Exercise task:
Records follow. Pull out every line that contains "پالایش".

Data extract:
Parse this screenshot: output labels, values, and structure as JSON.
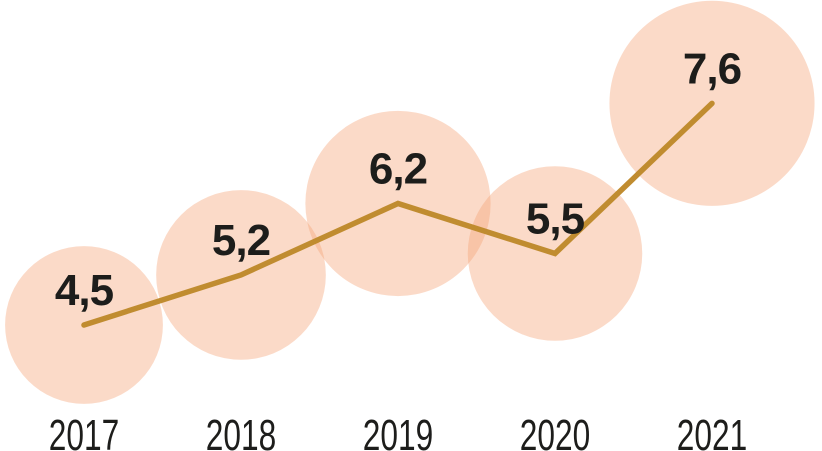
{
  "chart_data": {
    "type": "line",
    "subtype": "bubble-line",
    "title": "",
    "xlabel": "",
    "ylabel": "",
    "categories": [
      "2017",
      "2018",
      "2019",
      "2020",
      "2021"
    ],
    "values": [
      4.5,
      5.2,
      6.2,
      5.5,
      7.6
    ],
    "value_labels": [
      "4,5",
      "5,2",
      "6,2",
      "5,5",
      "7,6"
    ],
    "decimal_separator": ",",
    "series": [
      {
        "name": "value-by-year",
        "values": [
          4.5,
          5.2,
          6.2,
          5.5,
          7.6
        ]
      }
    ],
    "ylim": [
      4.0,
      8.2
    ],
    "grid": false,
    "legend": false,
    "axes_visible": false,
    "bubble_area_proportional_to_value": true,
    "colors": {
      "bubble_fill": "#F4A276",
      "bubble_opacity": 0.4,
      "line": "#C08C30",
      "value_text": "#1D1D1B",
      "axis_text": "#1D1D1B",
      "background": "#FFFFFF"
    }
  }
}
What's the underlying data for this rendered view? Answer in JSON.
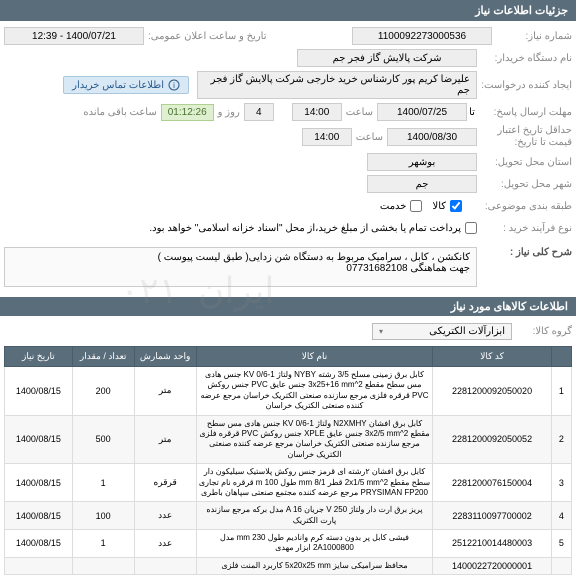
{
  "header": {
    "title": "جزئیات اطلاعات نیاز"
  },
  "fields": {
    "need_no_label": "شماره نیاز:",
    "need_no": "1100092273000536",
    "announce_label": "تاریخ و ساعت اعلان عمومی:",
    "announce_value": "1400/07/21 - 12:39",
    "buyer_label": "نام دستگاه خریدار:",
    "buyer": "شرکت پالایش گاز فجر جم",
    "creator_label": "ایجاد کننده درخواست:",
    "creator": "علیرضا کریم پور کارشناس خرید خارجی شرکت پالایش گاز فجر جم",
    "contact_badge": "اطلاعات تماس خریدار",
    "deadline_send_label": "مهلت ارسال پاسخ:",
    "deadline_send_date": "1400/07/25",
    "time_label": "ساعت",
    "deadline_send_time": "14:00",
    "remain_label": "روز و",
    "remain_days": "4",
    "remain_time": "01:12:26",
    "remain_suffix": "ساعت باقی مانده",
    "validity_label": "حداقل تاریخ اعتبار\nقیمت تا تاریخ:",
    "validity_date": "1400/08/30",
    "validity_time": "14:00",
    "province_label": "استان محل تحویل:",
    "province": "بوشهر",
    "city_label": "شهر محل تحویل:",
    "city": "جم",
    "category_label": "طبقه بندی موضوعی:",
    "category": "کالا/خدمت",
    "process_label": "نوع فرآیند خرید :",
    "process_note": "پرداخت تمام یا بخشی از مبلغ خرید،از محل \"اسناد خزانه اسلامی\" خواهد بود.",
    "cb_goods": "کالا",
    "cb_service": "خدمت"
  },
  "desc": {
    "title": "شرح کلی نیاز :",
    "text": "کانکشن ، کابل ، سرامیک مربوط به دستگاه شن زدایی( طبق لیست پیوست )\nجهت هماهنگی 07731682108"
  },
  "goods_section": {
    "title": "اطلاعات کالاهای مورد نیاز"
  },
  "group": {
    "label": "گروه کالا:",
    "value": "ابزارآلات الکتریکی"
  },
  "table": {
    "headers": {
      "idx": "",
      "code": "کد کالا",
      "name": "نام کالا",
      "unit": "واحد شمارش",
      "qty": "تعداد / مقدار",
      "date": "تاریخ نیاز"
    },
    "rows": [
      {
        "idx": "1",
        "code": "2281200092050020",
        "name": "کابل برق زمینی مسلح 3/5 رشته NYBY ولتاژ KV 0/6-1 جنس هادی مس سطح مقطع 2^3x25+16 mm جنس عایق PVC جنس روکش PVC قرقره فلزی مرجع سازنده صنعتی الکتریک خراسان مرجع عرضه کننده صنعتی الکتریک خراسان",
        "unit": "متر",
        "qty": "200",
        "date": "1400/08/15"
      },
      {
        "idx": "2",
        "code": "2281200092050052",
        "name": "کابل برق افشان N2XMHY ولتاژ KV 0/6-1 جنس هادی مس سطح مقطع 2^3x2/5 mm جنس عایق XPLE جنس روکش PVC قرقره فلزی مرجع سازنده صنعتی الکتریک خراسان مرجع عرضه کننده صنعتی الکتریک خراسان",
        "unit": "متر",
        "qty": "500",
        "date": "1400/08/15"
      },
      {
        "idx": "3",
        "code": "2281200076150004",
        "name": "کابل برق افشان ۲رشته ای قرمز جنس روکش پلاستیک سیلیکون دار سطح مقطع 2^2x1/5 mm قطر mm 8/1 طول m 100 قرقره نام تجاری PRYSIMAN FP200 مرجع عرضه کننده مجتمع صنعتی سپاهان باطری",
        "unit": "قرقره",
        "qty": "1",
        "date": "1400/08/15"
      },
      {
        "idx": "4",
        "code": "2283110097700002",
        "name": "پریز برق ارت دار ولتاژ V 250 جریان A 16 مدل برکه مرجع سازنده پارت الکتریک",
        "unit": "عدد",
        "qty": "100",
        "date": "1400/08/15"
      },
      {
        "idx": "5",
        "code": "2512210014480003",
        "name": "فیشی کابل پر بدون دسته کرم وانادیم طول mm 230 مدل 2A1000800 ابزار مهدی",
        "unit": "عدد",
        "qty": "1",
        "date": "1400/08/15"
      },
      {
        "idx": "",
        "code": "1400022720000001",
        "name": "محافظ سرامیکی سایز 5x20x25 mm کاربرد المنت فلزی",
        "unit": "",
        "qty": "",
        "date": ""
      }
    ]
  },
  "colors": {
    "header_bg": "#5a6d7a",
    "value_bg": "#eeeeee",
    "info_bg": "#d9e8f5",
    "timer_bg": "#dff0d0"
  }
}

Answer to the exercise:
    "buyer": "شرکت پالایش گاز فجر جم",
    "creator": "علیرضا کریم پور کارشناس خرید خارجی شرکت پالایش گاز فجر جم",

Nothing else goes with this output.